• [EXERCISE INSTRUCTIONS] Tell how many lines in the data below hold the string "реализации"; give nothing but the number.

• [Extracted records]
/---
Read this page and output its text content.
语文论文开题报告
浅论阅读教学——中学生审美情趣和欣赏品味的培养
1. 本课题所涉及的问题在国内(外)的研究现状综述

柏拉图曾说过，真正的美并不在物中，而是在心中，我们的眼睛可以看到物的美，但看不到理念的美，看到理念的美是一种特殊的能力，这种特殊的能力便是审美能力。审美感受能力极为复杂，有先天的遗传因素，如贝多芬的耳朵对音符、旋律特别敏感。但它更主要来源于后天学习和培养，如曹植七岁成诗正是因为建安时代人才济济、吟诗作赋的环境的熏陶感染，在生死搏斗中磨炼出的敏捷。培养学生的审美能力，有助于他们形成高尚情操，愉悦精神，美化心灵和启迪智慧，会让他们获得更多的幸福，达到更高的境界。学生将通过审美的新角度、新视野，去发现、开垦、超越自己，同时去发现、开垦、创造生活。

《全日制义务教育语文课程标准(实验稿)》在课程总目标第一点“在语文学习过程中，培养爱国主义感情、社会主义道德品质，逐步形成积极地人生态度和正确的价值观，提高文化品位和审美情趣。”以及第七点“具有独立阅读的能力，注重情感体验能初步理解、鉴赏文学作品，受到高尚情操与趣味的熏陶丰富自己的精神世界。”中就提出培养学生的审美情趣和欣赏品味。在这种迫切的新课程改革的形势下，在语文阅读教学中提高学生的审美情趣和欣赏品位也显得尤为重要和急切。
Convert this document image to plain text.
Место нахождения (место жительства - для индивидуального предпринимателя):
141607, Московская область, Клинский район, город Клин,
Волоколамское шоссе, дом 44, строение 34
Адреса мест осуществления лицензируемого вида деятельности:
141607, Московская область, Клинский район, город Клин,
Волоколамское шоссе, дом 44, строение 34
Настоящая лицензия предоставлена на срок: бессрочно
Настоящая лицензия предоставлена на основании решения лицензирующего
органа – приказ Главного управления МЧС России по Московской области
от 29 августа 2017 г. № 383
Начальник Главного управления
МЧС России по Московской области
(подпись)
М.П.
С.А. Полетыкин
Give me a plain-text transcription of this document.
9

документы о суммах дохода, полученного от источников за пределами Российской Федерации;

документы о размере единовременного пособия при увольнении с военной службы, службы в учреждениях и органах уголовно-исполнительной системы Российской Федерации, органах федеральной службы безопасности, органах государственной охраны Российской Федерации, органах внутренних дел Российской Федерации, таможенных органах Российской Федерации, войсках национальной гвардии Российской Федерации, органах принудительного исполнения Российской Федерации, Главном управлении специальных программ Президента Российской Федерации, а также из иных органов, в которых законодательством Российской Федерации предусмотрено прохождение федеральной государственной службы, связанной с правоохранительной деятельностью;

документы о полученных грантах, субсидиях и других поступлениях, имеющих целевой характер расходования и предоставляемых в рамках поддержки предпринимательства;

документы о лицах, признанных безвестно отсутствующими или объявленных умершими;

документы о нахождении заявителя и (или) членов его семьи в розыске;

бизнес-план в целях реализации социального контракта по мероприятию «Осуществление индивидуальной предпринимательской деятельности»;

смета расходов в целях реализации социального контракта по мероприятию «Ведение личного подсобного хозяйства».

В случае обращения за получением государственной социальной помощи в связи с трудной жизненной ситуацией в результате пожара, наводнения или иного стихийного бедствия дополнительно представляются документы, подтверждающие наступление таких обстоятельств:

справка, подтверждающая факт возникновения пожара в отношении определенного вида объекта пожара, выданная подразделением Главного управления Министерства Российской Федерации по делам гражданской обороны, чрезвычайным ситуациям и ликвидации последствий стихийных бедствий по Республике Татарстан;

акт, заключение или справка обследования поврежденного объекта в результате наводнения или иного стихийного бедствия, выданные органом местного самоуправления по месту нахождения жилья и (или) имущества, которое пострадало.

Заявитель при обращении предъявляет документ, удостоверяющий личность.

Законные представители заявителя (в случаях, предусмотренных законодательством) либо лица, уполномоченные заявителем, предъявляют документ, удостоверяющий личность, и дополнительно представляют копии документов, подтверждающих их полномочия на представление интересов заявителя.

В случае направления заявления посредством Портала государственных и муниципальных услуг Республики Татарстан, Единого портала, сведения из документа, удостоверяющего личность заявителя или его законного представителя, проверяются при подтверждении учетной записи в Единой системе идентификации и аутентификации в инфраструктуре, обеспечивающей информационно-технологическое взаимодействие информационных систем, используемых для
\---
• [WRITTEN ANSWER] 2